#### Data
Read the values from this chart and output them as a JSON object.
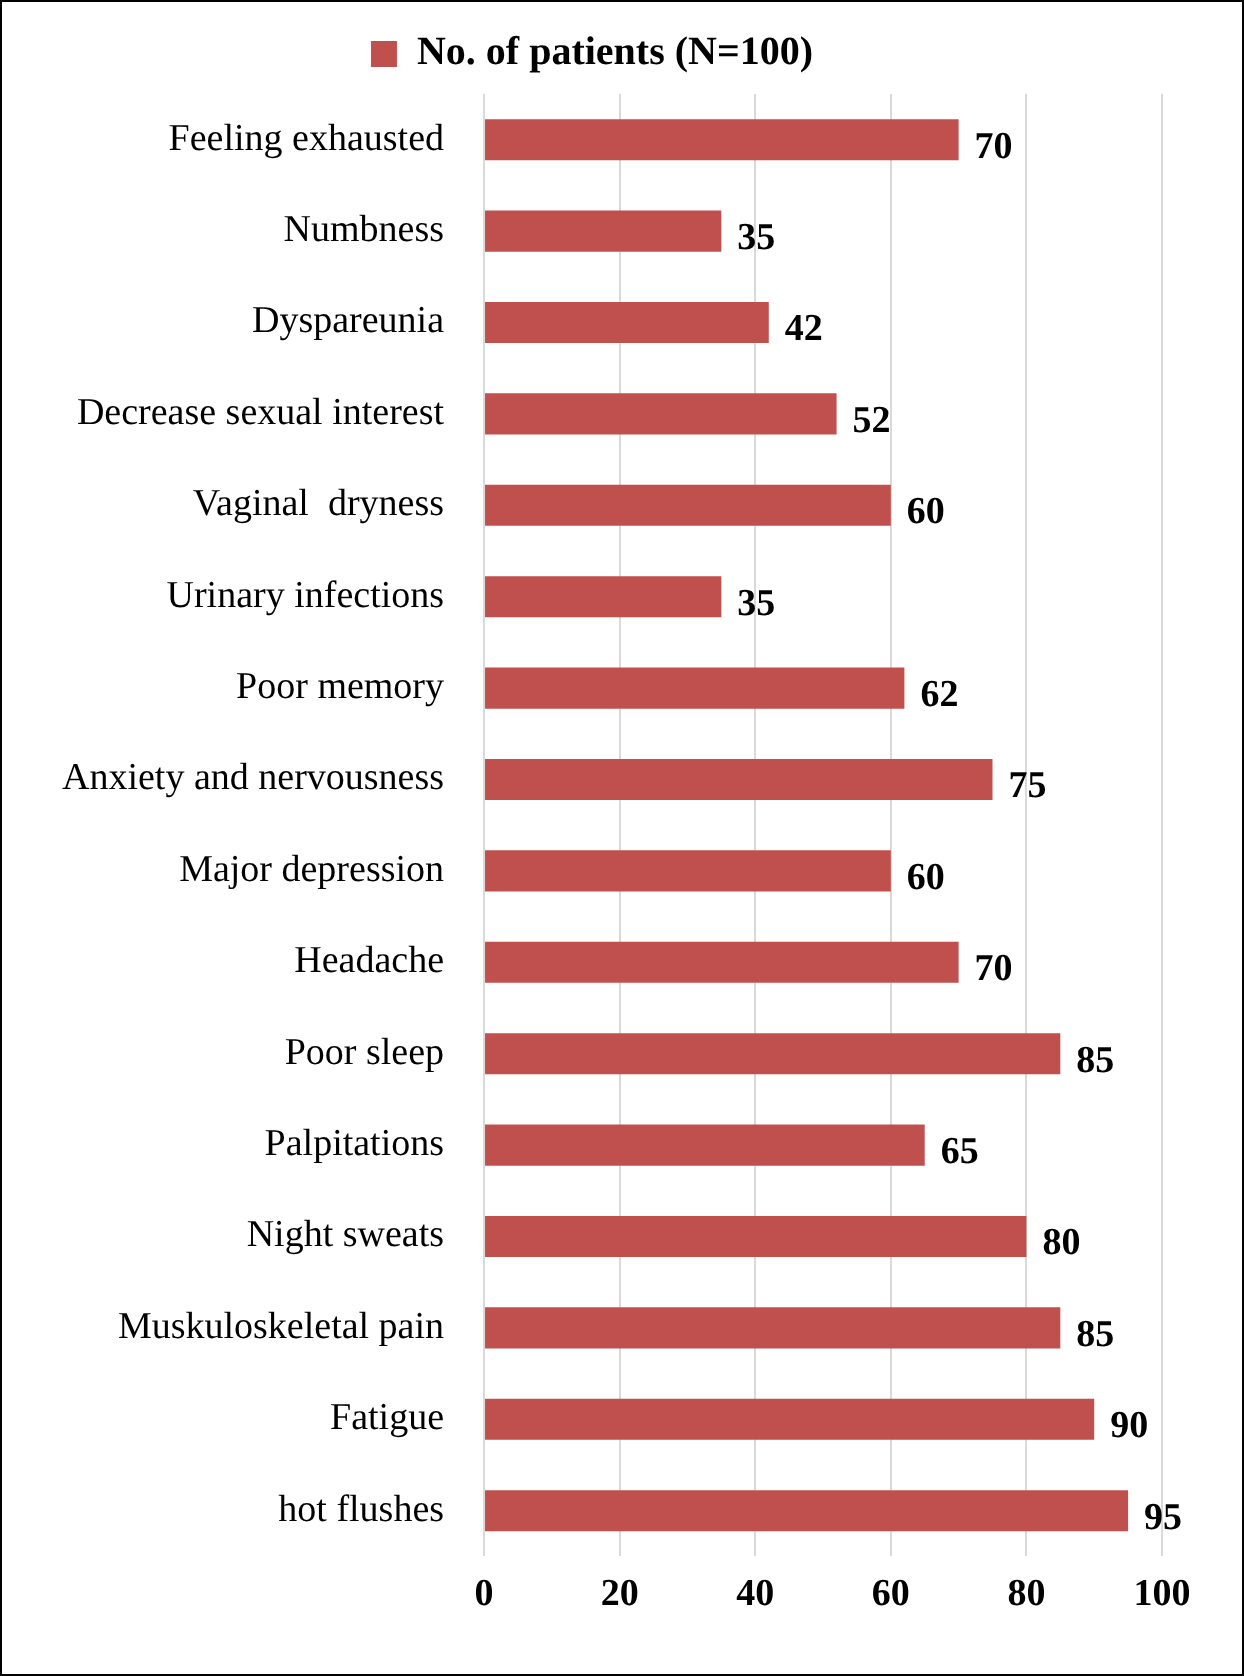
{
  "chart_data": {
    "type": "bar",
    "orientation": "horizontal",
    "categories": [
      "Feeling exhausted",
      "Numbness",
      "Dyspareunia",
      "Decrease sexual interest",
      "Vaginal  dryness",
      "Urinary infections",
      "Poor memory",
      "Anxiety and nervousness",
      "Major depression",
      "Headache",
      "Poor sleep",
      "Palpitations",
      "Night sweats",
      "Muskuloskeletal pain",
      "Fatigue",
      "hot flushes"
    ],
    "series": [
      {
        "name": "No. of patients (N=100)",
        "color": "#c0504d",
        "values": [
          70,
          35,
          42,
          52,
          60,
          35,
          62,
          75,
          60,
          70,
          85,
          65,
          80,
          85,
          90,
          95
        ]
      }
    ],
    "xlim": [
      0,
      100
    ],
    "xticks": [
      0,
      20,
      40,
      60,
      80,
      100
    ],
    "grid": "x",
    "legend": "top",
    "data_labels": true
  }
}
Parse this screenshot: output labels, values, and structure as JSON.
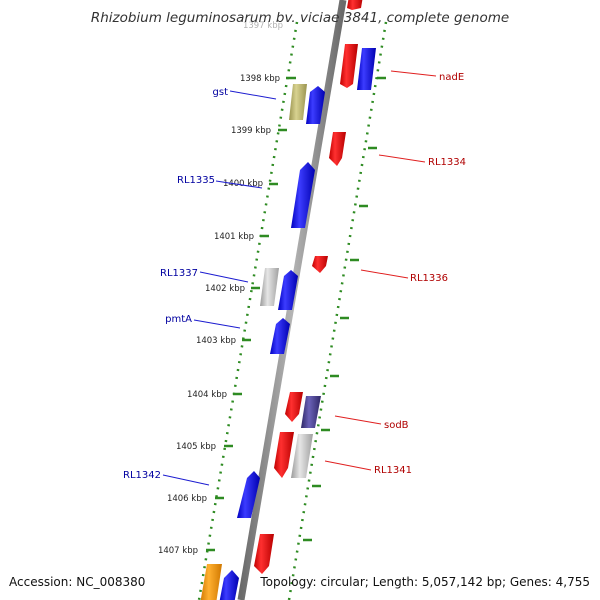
{
  "title": "Rhizobium leguminosarum bv. viciae 3841, complete genome",
  "footer": {
    "accession": "Accession: NC_008380",
    "summary": "Topology: circular; Length: 5,057,142 bp; Genes: 4,755"
  },
  "colors": {
    "forward": "#0000ff",
    "reverse": "#ff0000",
    "gst": "#bdb76b",
    "unknown": "#c8c8c8",
    "sodB": "#483d8b",
    "orange": "#ff9900",
    "ticks": "#2e8b22",
    "backbone": "#7d7d7d",
    "forward_label": "#0000a0",
    "reverse_label": "#b00000"
  },
  "kbp_labels": [
    "1397 kbp",
    "1398 kbp",
    "1399 kbp",
    "1400 kbp",
    "1401 kbp",
    "1402 kbp",
    "1403 kbp",
    "1404 kbp",
    "1405 kbp",
    "1406 kbp",
    "1407 kbp"
  ],
  "gene_labels": {
    "left": [
      "gst",
      "RL1335",
      "RL1337",
      "pmtA",
      "RL1342"
    ],
    "right": [
      "nadE",
      "RL1334",
      "RL1336",
      "sodB",
      "RL1341"
    ]
  }
}
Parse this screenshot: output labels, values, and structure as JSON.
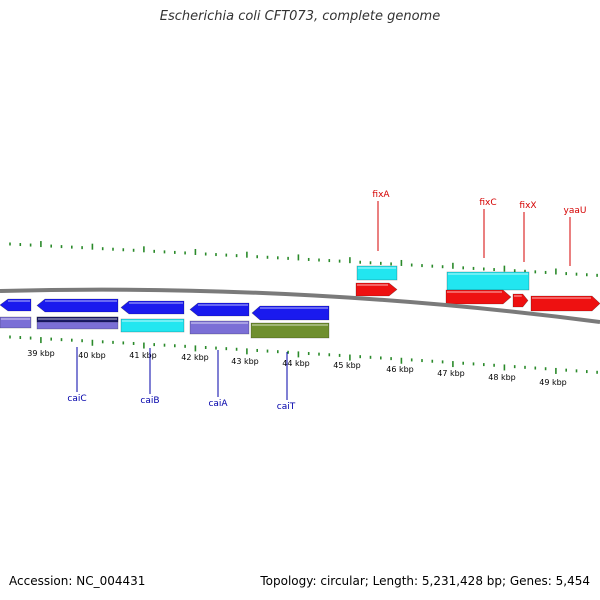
########
### Activity
Reproduce the data above in full, exactly, with the images removed.

### Task response
Read the values from this chart and output them as a JSON object.
{
  "chart_data": {
    "type": "bar",
    "orientation": "horizontal",
    "categories": [
      "Feeling exhausted",
      "Numbness",
      "Dyspareunia",
      "Decrease sexual interest",
      "Vaginal  dryness",
      "Urinary infections",
      "Poor memory",
      "Anxiety and nervousness",
      "Major depression",
      "Headache",
      "Poor sleep",
      "Palpitations",
      "Night sweats",
      "Muskuloskeletal pain",
      "Fatigue",
      "hot flushes"
    ],
    "series": [
      {
        "name": "No. of patients (N=100)",
        "color": "#c0504d",
        "values": [
          70,
          35,
          42,
          52,
          60,
          35,
          62,
          75,
          60,
          70,
          85,
          65,
          80,
          85,
          90,
          95
        ]
      }
    ],
    "xlim": [
      0,
      100
    ],
    "xticks": [
      0,
      20,
      40,
      60,
      80,
      100
    ],
    "grid": "x",
    "legend": "top",
    "data_labels": true
  }
}
Parse this screenshot: output labels, values, and structure as JSON.
{
  "title": "Rhizobium leguminosarum bv. viciae 3841, complete genome",
  "footer": {
    "accession": "Accession: NC_008380",
    "summary": "Topology: circular; Length: 5,057,142 bp; Genes: 4,755"
  },
  "colors": {
    "forward": "#0000ff",
    "reverse": "#ff0000",
    "gst": "#bdb76b",
    "unknown": "#c8c8c8",
    "sodB": "#483d8b",
    "orange": "#ff9900",
    "ticks": "#2e8b22",
    "backbone": "#7d7d7d",
    "forward_label": "#0000a0",
    "reverse_label": "#b00000"
  },
  "kbp_labels": [
    "1397 kbp",
    "1398 kbp",
    "1399 kbp",
    "1400 kbp",
    "1401 kbp",
    "1402 kbp",
    "1403 kbp",
    "1404 kbp",
    "1405 kbp",
    "1406 kbp",
    "1407 kbp"
  ],
  "gene_labels": {
    "left": [
      "gst",
      "RL1335",
      "RL1337",
      "pmtA",
      "RL1342"
    ],
    "right": [
      "nadE",
      "RL1334",
      "RL1336",
      "sodB",
      "RL1341"
    ]
  }
}
Parse this screenshot: output labels, values, and structure as JSON.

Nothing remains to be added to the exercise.